─── Excerpted passage

If some problem arises or things generally do not go according to plan, here are some hints where to look for issues:

  • Check if a gmetad and all gmond server processes are running on the Ganglia server. Also check with netstat or lsof if the gmond server processes are listening on the correct UDP ports.

  • Check if the gmond configuration file on the Ganglia client LPARs is successfully written. Check if the content of /etc/ganglia/gmond.conf is accurate with regard to your environment. Especially check if the TCP/UDP ports on the Ganglia client LPAR match the ones on the Ganglia server.

  • Check if the Ganglia client LPARs can reach the Ganglia server (e.g. with ping). On the Ganglia server check if UDP packets are coming in from the LPAR in question (e.g. with tcpdump). On the Ganglia client LPAR, check if UDP packets are send out to the correct Ganglia server IP address (e.g. with tcpdump).

──────
─── Collected material

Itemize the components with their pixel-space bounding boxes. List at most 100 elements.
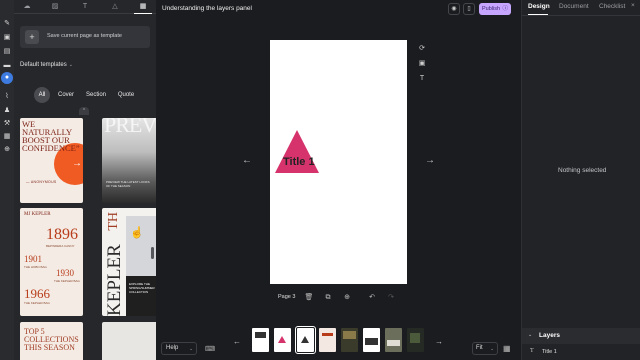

──────

Work required –
Return the Ganglia troubleshooting hints verbatim from "If some problem" to "correct UDP ports.".

Solution to this problem –
If some problem arises or things generally do not go according to plan, here are some hints where to look for issues:

  • Check if a gmetad and all gmond server processes are running on the Ganglia server. Also check with netstat or lsof if the gmond server processes are listening on the correct UDP ports.